=== WHAT THE TASK REQUIRES ===
Lines that hold the word "experience" should be located and copied.

====== MATERIAL FOR THE TASK

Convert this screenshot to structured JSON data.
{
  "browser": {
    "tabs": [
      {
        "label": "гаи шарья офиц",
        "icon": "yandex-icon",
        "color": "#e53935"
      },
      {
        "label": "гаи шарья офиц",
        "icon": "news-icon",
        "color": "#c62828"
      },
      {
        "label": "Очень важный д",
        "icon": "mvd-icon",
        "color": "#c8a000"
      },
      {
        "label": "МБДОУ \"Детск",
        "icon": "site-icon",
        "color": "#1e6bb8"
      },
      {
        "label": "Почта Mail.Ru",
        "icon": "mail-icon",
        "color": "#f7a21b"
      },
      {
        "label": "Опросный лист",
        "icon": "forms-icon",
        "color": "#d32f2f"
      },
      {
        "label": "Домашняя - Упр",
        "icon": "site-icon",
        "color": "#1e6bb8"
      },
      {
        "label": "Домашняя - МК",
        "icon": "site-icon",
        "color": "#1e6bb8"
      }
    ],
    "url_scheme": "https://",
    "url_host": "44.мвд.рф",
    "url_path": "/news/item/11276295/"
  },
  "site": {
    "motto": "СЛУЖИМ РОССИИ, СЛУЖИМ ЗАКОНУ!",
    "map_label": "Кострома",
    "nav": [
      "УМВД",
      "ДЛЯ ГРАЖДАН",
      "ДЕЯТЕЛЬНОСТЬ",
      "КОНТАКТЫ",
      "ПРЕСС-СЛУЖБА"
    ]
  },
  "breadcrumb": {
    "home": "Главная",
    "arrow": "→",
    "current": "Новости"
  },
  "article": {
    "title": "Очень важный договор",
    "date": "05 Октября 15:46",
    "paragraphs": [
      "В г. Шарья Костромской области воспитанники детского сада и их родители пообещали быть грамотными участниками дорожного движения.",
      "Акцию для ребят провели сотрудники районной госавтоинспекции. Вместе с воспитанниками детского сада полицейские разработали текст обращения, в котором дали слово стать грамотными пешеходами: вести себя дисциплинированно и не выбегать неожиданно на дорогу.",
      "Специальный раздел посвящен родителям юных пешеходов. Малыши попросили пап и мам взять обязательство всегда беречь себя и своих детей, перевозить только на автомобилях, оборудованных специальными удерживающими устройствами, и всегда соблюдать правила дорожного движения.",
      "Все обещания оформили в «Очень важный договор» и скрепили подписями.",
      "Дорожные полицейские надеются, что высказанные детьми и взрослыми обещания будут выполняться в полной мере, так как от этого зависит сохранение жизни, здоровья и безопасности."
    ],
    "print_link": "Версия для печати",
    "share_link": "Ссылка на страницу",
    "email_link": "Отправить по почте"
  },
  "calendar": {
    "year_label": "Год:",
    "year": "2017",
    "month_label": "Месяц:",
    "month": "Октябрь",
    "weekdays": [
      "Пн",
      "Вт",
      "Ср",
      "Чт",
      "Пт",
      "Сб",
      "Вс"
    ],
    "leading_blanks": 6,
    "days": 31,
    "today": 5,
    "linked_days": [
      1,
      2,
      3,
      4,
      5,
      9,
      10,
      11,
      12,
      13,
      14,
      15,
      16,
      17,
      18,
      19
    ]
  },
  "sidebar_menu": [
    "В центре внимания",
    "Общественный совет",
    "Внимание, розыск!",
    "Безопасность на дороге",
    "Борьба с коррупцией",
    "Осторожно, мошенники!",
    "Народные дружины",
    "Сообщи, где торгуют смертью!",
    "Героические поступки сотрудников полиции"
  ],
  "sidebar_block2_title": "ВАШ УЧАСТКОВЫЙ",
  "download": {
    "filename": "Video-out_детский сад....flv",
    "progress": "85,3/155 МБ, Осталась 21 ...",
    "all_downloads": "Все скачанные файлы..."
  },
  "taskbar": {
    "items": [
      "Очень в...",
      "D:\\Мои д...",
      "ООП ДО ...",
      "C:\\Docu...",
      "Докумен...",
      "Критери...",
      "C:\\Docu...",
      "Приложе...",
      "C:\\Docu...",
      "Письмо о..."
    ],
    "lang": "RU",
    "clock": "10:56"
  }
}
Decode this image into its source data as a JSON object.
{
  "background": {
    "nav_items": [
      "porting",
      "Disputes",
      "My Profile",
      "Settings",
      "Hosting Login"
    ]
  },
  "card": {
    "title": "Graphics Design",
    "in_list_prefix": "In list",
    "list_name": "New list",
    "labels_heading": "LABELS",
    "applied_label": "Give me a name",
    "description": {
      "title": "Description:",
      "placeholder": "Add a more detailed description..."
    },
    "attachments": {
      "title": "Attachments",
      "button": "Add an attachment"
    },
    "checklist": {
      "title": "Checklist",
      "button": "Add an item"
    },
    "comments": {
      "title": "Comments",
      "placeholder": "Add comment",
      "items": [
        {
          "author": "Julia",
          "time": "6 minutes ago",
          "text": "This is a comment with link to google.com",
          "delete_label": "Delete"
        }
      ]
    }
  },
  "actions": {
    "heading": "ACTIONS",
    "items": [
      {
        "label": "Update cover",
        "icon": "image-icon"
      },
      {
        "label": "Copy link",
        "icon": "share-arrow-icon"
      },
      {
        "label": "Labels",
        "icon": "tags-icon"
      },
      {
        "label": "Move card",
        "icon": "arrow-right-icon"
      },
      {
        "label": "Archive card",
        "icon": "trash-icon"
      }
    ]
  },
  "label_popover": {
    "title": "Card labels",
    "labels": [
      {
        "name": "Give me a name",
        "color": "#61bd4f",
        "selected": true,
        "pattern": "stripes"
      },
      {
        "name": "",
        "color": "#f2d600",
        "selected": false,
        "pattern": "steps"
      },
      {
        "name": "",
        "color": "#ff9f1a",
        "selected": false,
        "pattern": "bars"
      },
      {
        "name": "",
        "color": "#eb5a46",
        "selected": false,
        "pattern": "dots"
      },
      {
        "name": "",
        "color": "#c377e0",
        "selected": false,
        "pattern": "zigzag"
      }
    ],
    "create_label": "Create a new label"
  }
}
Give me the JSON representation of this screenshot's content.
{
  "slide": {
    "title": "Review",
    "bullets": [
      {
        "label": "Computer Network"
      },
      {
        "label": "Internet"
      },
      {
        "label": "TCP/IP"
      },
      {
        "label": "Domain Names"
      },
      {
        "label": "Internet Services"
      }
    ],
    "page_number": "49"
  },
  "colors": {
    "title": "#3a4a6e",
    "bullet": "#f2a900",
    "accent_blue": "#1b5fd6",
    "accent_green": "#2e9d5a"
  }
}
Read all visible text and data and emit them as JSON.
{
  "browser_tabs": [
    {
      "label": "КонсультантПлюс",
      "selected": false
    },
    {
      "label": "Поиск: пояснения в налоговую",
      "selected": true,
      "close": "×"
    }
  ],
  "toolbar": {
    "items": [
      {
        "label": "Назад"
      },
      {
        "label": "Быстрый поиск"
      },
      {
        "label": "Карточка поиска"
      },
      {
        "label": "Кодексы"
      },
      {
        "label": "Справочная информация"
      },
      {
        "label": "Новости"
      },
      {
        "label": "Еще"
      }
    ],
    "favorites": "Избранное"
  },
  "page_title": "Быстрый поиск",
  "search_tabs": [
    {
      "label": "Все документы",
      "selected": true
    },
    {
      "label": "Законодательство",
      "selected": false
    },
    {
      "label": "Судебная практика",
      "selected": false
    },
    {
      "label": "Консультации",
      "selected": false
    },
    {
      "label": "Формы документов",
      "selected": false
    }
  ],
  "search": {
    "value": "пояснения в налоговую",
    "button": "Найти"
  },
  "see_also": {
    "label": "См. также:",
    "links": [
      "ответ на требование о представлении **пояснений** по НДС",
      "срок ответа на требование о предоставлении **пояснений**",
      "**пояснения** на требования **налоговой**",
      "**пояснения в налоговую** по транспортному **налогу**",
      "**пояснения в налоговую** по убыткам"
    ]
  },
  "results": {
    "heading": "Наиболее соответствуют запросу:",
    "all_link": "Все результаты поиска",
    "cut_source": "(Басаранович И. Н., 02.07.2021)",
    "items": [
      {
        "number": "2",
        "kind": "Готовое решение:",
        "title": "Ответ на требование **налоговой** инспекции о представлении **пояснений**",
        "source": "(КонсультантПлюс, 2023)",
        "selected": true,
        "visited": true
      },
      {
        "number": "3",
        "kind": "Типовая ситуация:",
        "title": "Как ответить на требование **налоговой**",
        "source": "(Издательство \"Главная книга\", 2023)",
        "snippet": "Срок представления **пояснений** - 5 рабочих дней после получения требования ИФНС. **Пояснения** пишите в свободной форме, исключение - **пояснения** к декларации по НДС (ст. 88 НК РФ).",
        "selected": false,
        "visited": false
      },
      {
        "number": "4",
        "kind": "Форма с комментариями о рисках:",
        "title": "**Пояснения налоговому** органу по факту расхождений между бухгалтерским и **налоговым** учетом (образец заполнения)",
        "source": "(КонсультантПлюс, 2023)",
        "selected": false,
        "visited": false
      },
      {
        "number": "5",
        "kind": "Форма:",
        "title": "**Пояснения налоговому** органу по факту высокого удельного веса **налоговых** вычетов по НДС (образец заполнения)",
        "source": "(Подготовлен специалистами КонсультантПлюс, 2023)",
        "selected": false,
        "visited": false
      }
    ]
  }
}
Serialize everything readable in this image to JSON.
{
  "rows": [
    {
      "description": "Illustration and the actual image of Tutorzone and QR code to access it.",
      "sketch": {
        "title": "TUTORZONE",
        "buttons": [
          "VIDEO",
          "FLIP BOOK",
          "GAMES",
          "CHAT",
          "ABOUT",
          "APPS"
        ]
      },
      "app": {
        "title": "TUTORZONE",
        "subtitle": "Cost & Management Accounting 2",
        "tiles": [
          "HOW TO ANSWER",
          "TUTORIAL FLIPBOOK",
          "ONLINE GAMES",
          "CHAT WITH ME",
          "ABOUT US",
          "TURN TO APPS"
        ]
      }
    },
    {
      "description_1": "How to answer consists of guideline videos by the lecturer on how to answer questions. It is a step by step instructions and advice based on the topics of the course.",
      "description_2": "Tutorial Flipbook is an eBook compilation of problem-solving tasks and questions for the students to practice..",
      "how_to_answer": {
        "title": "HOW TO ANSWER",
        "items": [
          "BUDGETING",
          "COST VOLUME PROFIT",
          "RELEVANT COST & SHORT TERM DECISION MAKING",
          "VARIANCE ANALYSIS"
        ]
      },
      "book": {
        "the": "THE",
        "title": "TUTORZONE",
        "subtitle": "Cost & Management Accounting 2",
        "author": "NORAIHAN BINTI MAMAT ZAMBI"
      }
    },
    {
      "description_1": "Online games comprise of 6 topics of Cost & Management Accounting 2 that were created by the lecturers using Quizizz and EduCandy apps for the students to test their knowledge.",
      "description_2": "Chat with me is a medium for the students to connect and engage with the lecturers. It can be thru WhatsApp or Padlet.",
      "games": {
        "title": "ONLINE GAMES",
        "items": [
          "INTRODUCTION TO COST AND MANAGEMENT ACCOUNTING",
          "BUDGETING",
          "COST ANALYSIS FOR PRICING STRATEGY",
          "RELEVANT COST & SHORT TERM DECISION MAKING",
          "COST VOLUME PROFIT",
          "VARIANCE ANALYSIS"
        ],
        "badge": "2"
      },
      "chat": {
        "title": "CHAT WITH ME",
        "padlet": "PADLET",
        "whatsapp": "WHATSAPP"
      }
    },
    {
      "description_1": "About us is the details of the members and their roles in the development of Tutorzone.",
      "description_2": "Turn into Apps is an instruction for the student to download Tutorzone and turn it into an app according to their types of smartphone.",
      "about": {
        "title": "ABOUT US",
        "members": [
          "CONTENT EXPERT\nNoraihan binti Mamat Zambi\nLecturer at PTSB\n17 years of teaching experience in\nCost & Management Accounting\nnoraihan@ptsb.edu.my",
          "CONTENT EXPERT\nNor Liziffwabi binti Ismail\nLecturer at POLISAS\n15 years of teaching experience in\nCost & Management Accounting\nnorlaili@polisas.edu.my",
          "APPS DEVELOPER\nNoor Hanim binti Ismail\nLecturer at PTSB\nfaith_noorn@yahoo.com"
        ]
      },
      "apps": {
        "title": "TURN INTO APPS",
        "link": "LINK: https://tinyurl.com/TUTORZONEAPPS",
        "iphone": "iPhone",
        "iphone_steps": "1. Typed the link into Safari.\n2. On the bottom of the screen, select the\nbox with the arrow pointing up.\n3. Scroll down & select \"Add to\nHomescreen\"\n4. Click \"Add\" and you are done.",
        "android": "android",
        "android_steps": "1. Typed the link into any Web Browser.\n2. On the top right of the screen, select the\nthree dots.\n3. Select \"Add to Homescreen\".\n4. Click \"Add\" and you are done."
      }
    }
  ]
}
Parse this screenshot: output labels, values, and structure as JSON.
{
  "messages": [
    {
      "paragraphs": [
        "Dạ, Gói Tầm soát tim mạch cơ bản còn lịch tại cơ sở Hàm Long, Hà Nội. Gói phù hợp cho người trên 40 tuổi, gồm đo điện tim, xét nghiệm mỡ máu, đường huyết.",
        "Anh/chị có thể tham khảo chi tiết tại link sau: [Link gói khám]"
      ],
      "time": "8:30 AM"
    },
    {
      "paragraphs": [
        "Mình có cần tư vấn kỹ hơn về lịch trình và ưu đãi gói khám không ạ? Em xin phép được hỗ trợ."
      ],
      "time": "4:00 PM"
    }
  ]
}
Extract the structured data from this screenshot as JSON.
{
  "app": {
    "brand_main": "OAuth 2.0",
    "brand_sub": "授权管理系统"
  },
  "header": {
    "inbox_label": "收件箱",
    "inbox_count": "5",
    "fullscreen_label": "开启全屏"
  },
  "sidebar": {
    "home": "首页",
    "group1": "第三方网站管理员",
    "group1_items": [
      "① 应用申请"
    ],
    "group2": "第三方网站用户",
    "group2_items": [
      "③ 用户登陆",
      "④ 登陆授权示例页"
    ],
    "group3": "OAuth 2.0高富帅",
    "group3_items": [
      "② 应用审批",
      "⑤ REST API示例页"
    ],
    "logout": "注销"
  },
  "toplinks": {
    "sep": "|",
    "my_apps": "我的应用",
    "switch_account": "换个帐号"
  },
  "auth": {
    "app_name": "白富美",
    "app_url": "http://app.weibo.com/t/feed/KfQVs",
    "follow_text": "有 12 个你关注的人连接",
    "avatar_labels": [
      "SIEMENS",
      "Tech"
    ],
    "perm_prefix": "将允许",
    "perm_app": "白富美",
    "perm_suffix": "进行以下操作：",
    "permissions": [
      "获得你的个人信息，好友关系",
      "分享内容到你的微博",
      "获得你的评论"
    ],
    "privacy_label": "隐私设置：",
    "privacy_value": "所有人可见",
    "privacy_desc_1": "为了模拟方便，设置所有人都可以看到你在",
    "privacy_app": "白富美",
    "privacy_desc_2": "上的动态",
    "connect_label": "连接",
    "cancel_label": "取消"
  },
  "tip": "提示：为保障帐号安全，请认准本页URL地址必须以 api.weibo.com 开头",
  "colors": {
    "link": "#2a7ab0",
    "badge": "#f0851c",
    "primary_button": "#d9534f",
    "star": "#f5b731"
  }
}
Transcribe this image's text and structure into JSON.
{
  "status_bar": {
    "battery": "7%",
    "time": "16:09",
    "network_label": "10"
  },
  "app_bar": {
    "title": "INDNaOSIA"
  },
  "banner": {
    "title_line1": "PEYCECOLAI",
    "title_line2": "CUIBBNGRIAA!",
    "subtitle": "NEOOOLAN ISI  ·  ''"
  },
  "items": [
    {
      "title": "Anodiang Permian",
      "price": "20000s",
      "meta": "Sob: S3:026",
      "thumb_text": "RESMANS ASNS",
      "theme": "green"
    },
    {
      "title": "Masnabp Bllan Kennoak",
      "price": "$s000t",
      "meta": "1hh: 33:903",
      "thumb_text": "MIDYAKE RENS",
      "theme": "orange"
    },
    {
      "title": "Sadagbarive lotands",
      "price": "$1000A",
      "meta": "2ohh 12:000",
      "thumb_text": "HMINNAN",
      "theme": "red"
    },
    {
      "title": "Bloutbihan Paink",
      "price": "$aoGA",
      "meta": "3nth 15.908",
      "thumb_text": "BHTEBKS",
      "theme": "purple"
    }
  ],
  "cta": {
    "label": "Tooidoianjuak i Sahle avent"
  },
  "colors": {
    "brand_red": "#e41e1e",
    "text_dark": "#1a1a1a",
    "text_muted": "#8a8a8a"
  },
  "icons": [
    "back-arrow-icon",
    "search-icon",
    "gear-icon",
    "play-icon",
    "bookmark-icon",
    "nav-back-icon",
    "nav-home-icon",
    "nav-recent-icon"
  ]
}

============

=== COMPLETED TASK ===
          "CONTENT EXPERT\nNoraihan binti Mamat Zambi\nLecturer at PTSB\n17 years of teaching experience in\nCost & Management Accounting\nnoraihan@ptsb.edu.my",
          "CONTENT EXPERT\nNor Liziffwabi binti Ismail\nLecturer at POLISAS\n15 years of teaching experience in\nCost & Management Accounting\nnorlaili@polisas.edu.my",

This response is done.